(Stored entries)
____

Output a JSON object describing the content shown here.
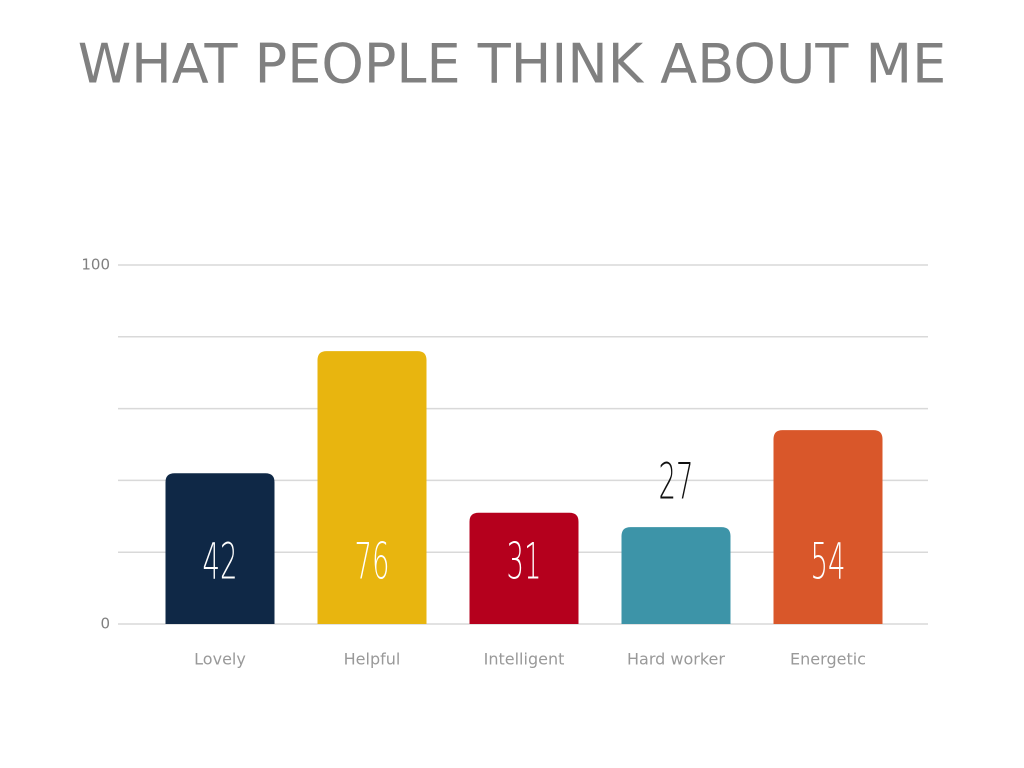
{
  "chart_data": {
    "type": "bar",
    "title": "WHAT PEOPLE THINK ABOUT ME",
    "categories": [
      "Lovely",
      "Helpful",
      "Intelligent",
      "Hard worker",
      "Energetic"
    ],
    "values": [
      42,
      76,
      31,
      27,
      54
    ],
    "colors": [
      "#0f2846",
      "#e8b50f",
      "#b5001d",
      "#3d94a8",
      "#d9572a"
    ],
    "ylim": [
      0,
      100
    ],
    "yticks": [
      0,
      100
    ],
    "ygrid": [
      0,
      20,
      40,
      60,
      80,
      100
    ],
    "grid": true
  }
}
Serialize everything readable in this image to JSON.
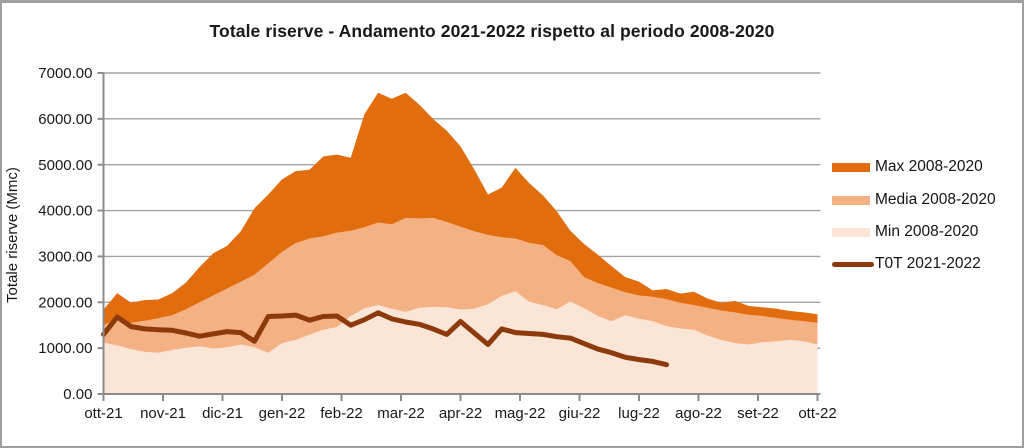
{
  "frame": {
    "background": "#ffffff",
    "border_color": "#9f9f9f"
  },
  "chart_data": {
    "type": "area",
    "title": "Totale riserve - Andamento 2021-2022 rispetto al periodo 2008-2020",
    "xlabel": "",
    "ylabel": "Totale riserve (Mmc)",
    "ylim": [
      0,
      7000
    ],
    "y_tick_step": 1000,
    "y_tick_labels": [
      "0.00",
      "1000.00",
      "2000.00",
      "3000.00",
      "4000.00",
      "5000.00",
      "6000.00",
      "7000.00"
    ],
    "x_tick_labels": [
      "ott-21",
      "nov-21",
      "dic-21",
      "gen-22",
      "feb-22",
      "mar-22",
      "apr-22",
      "mag-22",
      "giu-22",
      "lug-22",
      "ago-22",
      "set-22",
      "ott-22"
    ],
    "x_unit": "weekly points from ott-21 to ott-22",
    "grid": true,
    "legend_position": "right",
    "axis_color": "#8c8c8c",
    "gridline_color": "#a3a3a3",
    "series": [
      {
        "name": "Max 2008-2020",
        "type": "area",
        "color": "#e26d0e",
        "values": [
          1840,
          2200,
          1990,
          2050,
          2060,
          2200,
          2430,
          2770,
          3070,
          3230,
          3550,
          4050,
          4350,
          4680,
          4860,
          4890,
          5180,
          5220,
          5150,
          6100,
          6570,
          6440,
          6570,
          6310,
          6000,
          5740,
          5400,
          4900,
          4350,
          4500,
          4930,
          4600,
          4330,
          3990,
          3560,
          3270,
          3040,
          2790,
          2550,
          2450,
          2260,
          2290,
          2190,
          2230,
          2080,
          1990,
          2030,
          1920,
          1890,
          1860,
          1810,
          1780,
          1740
        ]
      },
      {
        "name": "Media 2008-2020",
        "type": "area",
        "color": "#f4b183",
        "values": [
          1500,
          1650,
          1550,
          1600,
          1650,
          1720,
          1850,
          2000,
          2150,
          2300,
          2450,
          2600,
          2850,
          3100,
          3290,
          3390,
          3440,
          3520,
          3560,
          3640,
          3740,
          3700,
          3840,
          3830,
          3840,
          3750,
          3650,
          3550,
          3470,
          3420,
          3390,
          3300,
          3250,
          3030,
          2900,
          2550,
          2420,
          2320,
          2220,
          2150,
          2120,
          2070,
          1990,
          1940,
          1880,
          1820,
          1780,
          1730,
          1700,
          1660,
          1620,
          1590,
          1550
        ]
      },
      {
        "name": "Min 2008-2020",
        "type": "area",
        "color": "#fbe5d6",
        "values": [
          1120,
          1060,
          980,
          920,
          900,
          960,
          1010,
          1040,
          990,
          1020,
          1080,
          1020,
          900,
          1110,
          1180,
          1290,
          1400,
          1460,
          1700,
          1870,
          1940,
          1860,
          1790,
          1880,
          1900,
          1890,
          1840,
          1860,
          1960,
          2140,
          2240,
          2010,
          1940,
          1850,
          2020,
          1870,
          1700,
          1590,
          1720,
          1640,
          1590,
          1480,
          1430,
          1400,
          1270,
          1180,
          1110,
          1080,
          1130,
          1150,
          1180,
          1150,
          1080
        ]
      },
      {
        "name": "T0T 2021-2022",
        "type": "line",
        "color": "#8c3a0b",
        "values": [
          1300,
          1680,
          1470,
          1420,
          1400,
          1390,
          1330,
          1260,
          1310,
          1360,
          1340,
          1150,
          1690,
          1700,
          1720,
          1610,
          1690,
          1700,
          1500,
          1620,
          1770,
          1640,
          1570,
          1520,
          1420,
          1300,
          1580,
          1330,
          1080,
          1420,
          1340,
          1320,
          1300,
          1250,
          1220,
          1100,
          980,
          900,
          800,
          750,
          710,
          640,
          null,
          null,
          null,
          null,
          null,
          null,
          null,
          null,
          null,
          null,
          null
        ]
      }
    ]
  }
}
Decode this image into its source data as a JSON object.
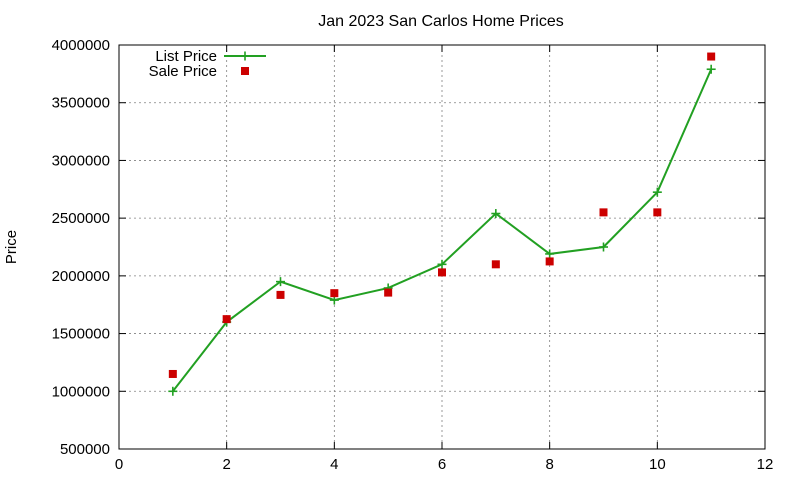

____

Problem to solve => Apart from the pictures, the entries above are to be repeated in full and exactly.

Problem solution =>
Output a JSON object describing the content shown here.
{
  "chart_data": {
    "type": "bar",
    "title": "WHAT PEOPLE THINK ABOUT ME",
    "categories": [
      "Lovely",
      "Helpful",
      "Intelligent",
      "Hard worker",
      "Energetic"
    ],
    "values": [
      42,
      76,
      31,
      27,
      54
    ],
    "colors": [
      "#0f2846",
      "#e8b50f",
      "#b5001d",
      "#3d94a8",
      "#d9572a"
    ],
    "ylim": [
      0,
      100
    ],
    "yticks": [
      0,
      100
    ],
    "ygrid": [
      0,
      20,
      40,
      60,
      80,
      100
    ],
    "grid": true
  }
}
Serialize everything readable in this image to JSON.
{
  "frame": {
    "background": "#ffffff",
    "border_color": "#9f9f9f"
  },
  "chart_data": {
    "type": "area",
    "title": "Totale riserve - Andamento 2021-2022 rispetto al periodo 2008-2020",
    "xlabel": "",
    "ylabel": "Totale riserve (Mmc)",
    "ylim": [
      0,
      7000
    ],
    "y_tick_step": 1000,
    "y_tick_labels": [
      "0.00",
      "1000.00",
      "2000.00",
      "3000.00",
      "4000.00",
      "5000.00",
      "6000.00",
      "7000.00"
    ],
    "x_tick_labels": [
      "ott-21",
      "nov-21",
      "dic-21",
      "gen-22",
      "feb-22",
      "mar-22",
      "apr-22",
      "mag-22",
      "giu-22",
      "lug-22",
      "ago-22",
      "set-22",
      "ott-22"
    ],
    "x_unit": "weekly points from ott-21 to ott-22",
    "grid": true,
    "legend_position": "right",
    "axis_color": "#8c8c8c",
    "gridline_color": "#a3a3a3",
    "series": [
      {
        "name": "Max 2008-2020",
        "type": "area",
        "color": "#e26d0e",
        "values": [
          1840,
          2200,
          1990,
          2050,
          2060,
          2200,
          2430,
          2770,
          3070,
          3230,
          3550,
          4050,
          4350,
          4680,
          4860,
          4890,
          5180,
          5220,
          5150,
          6100,
          6570,
          6440,
          6570,
          6310,
          6000,
          5740,
          5400,
          4900,
          4350,
          4500,
          4930,
          4600,
          4330,
          3990,
          3560,
          3270,
          3040,
          2790,
          2550,
          2450,
          2260,
          2290,
          2190,
          2230,
          2080,
          1990,
          2030,
          1920,
          1890,
          1860,
          1810,
          1780,
          1740
        ]
      },
      {
        "name": "Media 2008-2020",
        "type": "area",
        "color": "#f4b183",
        "values": [
          1500,
          1650,
          1550,
          1600,
          1650,
          1720,
          1850,
          2000,
          2150,
          2300,
          2450,
          2600,
          2850,
          3100,
          3290,
          3390,
          3440,
          3520,
          3560,
          3640,
          3740,
          3700,
          3840,
          3830,
          3840,
          3750,
          3650,
          3550,
          3470,
          3420,
          3390,
          3300,
          3250,
          3030,
          2900,
          2550,
          2420,
          2320,
          2220,
          2150,
          2120,
          2070,
          1990,
          1940,
          1880,
          1820,
          1780,
          1730,
          1700,
          1660,
          1620,
          1590,
          1550
        ]
      },
      {
        "name": "Min 2008-2020",
        "type": "area",
        "color": "#fbe5d6",
        "values": [
          1120,
          1060,
          980,
          920,
          900,
          960,
          1010,
          1040,
          990,
          1020,
          1080,
          1020,
          900,
          1110,
          1180,
          1290,
          1400,
          1460,
          1700,
          1870,
          1940,
          1860,
          1790,
          1880,
          1900,
          1890,
          1840,
          1860,
          1960,
          2140,
          2240,
          2010,
          1940,
          1850,
          2020,
          1870,
          1700,
          1590,
          1720,
          1640,
          1590,
          1480,
          1430,
          1400,
          1270,
          1180,
          1110,
          1080,
          1130,
          1150,
          1180,
          1150,
          1080
        ]
      },
      {
        "name": "T0T 2021-2022",
        "type": "line",
        "color": "#8c3a0b",
        "values": [
          1300,
          1680,
          1470,
          1420,
          1400,
          1390,
          1330,
          1260,
          1310,
          1360,
          1340,
          1150,
          1690,
          1700,
          1720,
          1610,
          1690,
          1700,
          1500,
          1620,
          1770,
          1640,
          1570,
          1520,
          1420,
          1300,
          1580,
          1330,
          1080,
          1420,
          1340,
          1320,
          1300,
          1250,
          1220,
          1100,
          980,
          900,
          800,
          750,
          710,
          640,
          null,
          null,
          null,
          null,
          null,
          null,
          null,
          null,
          null,
          null,
          null
        ]
      }
    ]
  }
}
Decode this image into its source data as a JSON object.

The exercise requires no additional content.